### WRITTEN PROBLEM
Output all the material that follows, exactly as given.

Chart and figure data:

..........

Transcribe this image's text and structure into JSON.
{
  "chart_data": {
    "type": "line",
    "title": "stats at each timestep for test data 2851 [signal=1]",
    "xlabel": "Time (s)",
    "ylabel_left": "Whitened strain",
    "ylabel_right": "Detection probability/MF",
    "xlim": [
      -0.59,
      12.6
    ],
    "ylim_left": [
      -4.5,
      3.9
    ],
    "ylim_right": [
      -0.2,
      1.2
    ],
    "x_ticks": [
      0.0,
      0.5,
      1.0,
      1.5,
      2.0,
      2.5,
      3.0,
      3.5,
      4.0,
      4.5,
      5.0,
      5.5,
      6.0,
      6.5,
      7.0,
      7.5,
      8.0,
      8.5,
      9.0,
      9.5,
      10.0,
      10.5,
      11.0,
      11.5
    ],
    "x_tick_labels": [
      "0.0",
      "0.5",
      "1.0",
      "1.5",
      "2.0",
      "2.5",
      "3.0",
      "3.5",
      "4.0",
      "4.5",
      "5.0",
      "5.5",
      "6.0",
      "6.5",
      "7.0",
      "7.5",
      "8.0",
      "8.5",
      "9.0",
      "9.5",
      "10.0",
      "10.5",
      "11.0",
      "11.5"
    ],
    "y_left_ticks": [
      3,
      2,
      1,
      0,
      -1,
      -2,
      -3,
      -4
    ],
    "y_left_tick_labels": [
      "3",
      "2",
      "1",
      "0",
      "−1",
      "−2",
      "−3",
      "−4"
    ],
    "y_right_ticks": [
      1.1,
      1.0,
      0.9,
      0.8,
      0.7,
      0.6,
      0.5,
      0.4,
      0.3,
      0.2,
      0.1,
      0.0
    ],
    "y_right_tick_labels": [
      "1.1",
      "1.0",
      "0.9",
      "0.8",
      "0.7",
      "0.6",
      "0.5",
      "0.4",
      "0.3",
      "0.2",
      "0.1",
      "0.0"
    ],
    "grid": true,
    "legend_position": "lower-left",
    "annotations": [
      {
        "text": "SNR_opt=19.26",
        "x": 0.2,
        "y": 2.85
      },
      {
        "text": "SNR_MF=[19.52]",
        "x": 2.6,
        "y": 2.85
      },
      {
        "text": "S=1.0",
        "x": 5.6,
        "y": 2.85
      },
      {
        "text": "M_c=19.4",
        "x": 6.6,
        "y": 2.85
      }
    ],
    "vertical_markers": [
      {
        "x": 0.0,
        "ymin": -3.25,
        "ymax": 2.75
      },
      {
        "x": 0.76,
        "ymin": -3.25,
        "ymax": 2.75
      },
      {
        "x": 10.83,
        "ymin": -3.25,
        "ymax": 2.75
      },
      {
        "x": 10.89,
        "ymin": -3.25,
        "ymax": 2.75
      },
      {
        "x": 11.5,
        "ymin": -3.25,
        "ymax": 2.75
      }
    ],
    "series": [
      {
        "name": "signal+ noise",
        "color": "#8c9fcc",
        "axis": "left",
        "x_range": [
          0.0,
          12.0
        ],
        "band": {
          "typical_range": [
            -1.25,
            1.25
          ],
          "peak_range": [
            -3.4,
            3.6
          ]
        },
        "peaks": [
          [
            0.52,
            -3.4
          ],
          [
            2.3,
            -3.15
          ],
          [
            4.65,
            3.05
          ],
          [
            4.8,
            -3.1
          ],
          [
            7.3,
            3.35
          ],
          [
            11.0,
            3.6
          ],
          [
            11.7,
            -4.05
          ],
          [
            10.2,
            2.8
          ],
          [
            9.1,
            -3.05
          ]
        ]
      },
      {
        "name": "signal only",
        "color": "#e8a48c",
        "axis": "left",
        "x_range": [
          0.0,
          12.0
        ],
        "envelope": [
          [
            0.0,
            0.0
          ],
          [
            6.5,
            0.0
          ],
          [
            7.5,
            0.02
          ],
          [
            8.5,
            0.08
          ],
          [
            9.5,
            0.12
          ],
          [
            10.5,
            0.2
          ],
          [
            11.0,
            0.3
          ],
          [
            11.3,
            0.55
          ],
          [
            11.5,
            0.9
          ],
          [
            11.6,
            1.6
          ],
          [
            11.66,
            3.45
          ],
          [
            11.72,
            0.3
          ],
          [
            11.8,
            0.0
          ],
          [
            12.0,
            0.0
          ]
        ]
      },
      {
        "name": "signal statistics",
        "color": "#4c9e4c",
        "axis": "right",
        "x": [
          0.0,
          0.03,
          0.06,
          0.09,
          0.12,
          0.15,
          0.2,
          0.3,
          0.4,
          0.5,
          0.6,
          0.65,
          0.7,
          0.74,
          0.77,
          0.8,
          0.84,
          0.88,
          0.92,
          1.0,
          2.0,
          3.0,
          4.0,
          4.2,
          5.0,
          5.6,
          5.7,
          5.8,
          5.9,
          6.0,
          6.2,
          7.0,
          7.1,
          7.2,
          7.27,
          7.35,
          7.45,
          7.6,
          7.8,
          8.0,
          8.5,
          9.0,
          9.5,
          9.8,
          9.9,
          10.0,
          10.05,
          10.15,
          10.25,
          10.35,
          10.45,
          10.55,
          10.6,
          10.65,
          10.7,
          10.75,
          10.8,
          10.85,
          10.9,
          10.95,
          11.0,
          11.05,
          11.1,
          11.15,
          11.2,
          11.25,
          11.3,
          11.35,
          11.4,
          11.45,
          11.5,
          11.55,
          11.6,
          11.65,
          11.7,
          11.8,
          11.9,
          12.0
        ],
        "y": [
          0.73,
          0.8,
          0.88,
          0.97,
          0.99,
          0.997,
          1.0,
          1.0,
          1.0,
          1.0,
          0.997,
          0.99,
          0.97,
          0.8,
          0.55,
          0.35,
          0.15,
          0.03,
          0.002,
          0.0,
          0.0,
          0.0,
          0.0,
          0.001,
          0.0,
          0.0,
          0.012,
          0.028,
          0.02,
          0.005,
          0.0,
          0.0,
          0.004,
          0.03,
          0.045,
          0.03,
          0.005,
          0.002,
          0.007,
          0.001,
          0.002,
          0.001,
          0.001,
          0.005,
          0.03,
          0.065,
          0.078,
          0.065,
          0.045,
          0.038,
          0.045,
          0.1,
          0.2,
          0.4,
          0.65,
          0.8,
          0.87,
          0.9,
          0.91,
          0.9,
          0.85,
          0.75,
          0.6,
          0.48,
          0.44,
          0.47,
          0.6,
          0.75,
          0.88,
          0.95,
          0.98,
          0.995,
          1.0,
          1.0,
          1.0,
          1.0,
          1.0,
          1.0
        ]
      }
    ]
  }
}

..........

### CORRECT OUTPUT
Transcribe this image's text and structure into JSON.
{
  "chart_data": {
    "type": "line",
    "title": "stats at each timestep for test data 2851 [signal=1]",
    "xlabel": "Time (s)",
    "ylabel_left": "Whitened strain",
    "ylabel_right": "Detection probability/MF",
    "xlim": [
      -0.59,
      12.6
    ],
    "ylim_left": [
      -4.5,
      3.9
    ],
    "ylim_right": [
      -0.2,
      1.2
    ],
    "x_ticks": [
      0.0,
      0.5,
      1.0,
      1.5,
      2.0,
      2.5,
      3.0,
      3.5,
      4.0,
      4.5,
      5.0,
      5.5,
      6.0,
      6.5,
      7.0,
      7.5,
      8.0,
      8.5,
      9.0,
      9.5,
      10.0,
      10.5,
      11.0,
      11.5
    ],
    "x_tick_labels": [
      "0.0",
      "0.5",
      "1.0",
      "1.5",
      "2.0",
      "2.5",
      "3.0",
      "3.5",
      "4.0",
      "4.5",
      "5.0",
      "5.5",
      "6.0",
      "6.5",
      "7.0",
      "7.5",
      "8.0",
      "8.5",
      "9.0",
      "9.5",
      "10.0",
      "10.5",
      "11.0",
      "11.5"
    ],
    "y_left_ticks": [
      3,
      2,
      1,
      0,
      -1,
      -2,
      -3,
      -4
    ],
    "y_left_tick_labels": [
      "3",
      "2",
      "1",
      "0",
      "−1",
      "−2",
      "−3",
      "−4"
    ],
    "y_right_ticks": [
      1.1,
      1.0,
      0.9,
      0.8,
      0.7,
      0.6,
      0.5,
      0.4,
      0.3,
      0.2,
      0.1,
      0.0
    ],
    "y_right_tick_labels": [
      "1.1",
      "1.0",
      "0.9",
      "0.8",
      "0.7",
      "0.6",
      "0.5",
      "0.4",
      "0.3",
      "0.2",
      "0.1",
      "0.0"
    ],
    "grid": true,
    "legend_position": "lower-left",
    "annotations": [
      {
        "text": "SNR_opt=19.26",
        "x": 0.2,
        "y": 2.85
      },
      {
        "text": "SNR_MF=[19.52]",
        "x": 2.6,
        "y": 2.85
      },
      {
        "text": "S=1.0",
        "x": 5.6,
        "y": 2.85
      },
      {
        "text": "M_c=19.4",
        "x": 6.6,
        "y": 2.85
      }
    ],
    "vertical_markers": [
      {
        "x": 0.0,
        "ymin": -3.25,
        "ymax": 2.75
      },
      {
        "x": 0.76,
        "ymin": -3.25,
        "ymax": 2.75
      },
      {
        "x": 10.83,
        "ymin": -3.25,
        "ymax": 2.75
      },
      {
        "x": 10.89,
        "ymin": -3.25,
        "ymax": 2.75
      },
      {
        "x": 11.5,
        "ymin": -3.25,
        "ymax": 2.75
      }
    ],
    "series": [
      {
        "name": "signal+ noise",
        "color": "#8c9fcc",
        "axis": "left",
        "x_range": [
          0.0,
          12.0
        ],
        "band": {
          "typical_range": [
            -1.25,
            1.25
          ],
          "peak_range": [
            -3.4,
            3.6
          ]
        },
        "peaks": [
          [
            0.52,
            -3.4
          ],
          [
            2.3,
            -3.15
          ],
          [
            4.65,
            3.05
          ],
          [
            4.8,
            -3.1
          ],
          [
            7.3,
            3.35
          ],
          [
            11.0,
            3.6
          ],
          [
            11.7,
            -4.05
          ],
          [
            10.2,
            2.8
          ],
          [
            9.1,
            -3.05
          ]
        ]
      },
      {
        "name": "signal only",
        "color": "#e8a48c",
        "axis": "left",
        "x_range": [
          0.0,
          12.0
        ],
        "envelope": [
          [
            0.0,
            0.0
          ],
          [
            6.5,
            0.0
          ],
          [
            7.5,
            0.02
          ],
          [
            8.5,
            0.08
          ],
          [
            9.5,
            0.12
          ],
          [
            10.5,
            0.2
          ],
          [
            11.0,
            0.3
          ],
          [
            11.3,
            0.55
          ],
          [
            11.5,
            0.9
          ],
          [
            11.6,
            1.6
          ],
          [
            11.66,
            3.45
          ],
          [
            11.72,
            0.3
          ],
          [
            11.8,
            0.0
          ],
          [
            12.0,
            0.0
          ]
        ]
      },
      {
        "name": "signal statistics",
        "color": "#4c9e4c",
        "axis": "right",
        "x": [
          0.0,
          0.03,
          0.06,
          0.09,
          0.12,
          0.15,
          0.2,
          0.3,
          0.4,
          0.5,
          0.6,
          0.65,
          0.7,
          0.74,
          0.77,
          0.8,
          0.84,
          0.88,
          0.92,
          1.0,
          2.0,
          3.0,
          4.0,
          4.2,
          5.0,
          5.6,
          5.7,
          5.8,
          5.9,
          6.0,
          6.2,
          7.0,
          7.1,
          7.2,
          7.27,
          7.35,
          7.45,
          7.6,
          7.8,
          8.0,
          8.5,
          9.0,
          9.5,
          9.8,
          9.9,
          10.0,
          10.05,
          10.15,
          10.25,
          10.35,
          10.45,
          10.55,
          10.6,
          10.65,
          10.7,
          10.75,
          10.8,
          10.85,
          10.9,
          10.95,
          11.0,
          11.05,
          11.1,
          11.15,
          11.2,
          11.25,
          11.3,
          11.35,
          11.4,
          11.45,
          11.5,
          11.55,
          11.6,
          11.65,
          11.7,
          11.8,
          11.9,
          12.0
        ],
        "y": [
          0.73,
          0.8,
          0.88,
          0.97,
          0.99,
          0.997,
          1.0,
          1.0,
          1.0,
          1.0,
          0.997,
          0.99,
          0.97,
          0.8,
          0.55,
          0.35,
          0.15,
          0.03,
          0.002,
          0.0,
          0.0,
          0.0,
          0.0,
          0.001,
          0.0,
          0.0,
          0.012,
          0.028,
          0.02,
          0.005,
          0.0,
          0.0,
          0.004,
          0.03,
          0.045,
          0.03,
          0.005,
          0.002,
          0.007,
          0.001,
          0.002,
          0.001,
          0.001,
          0.005,
          0.03,
          0.065,
          0.078,
          0.065,
          0.045,
          0.038,
          0.045,
          0.1,
          0.2,
          0.4,
          0.65,
          0.8,
          0.87,
          0.9,
          0.91,
          0.9,
          0.85,
          0.75,
          0.6,
          0.48,
          0.44,
          0.47,
          0.6,
          0.75,
          0.88,
          0.95,
          0.98,
          0.995,
          1.0,
          1.0,
          1.0,
          1.0,
          1.0,
          1.0
        ]
      }
    ]
  }
}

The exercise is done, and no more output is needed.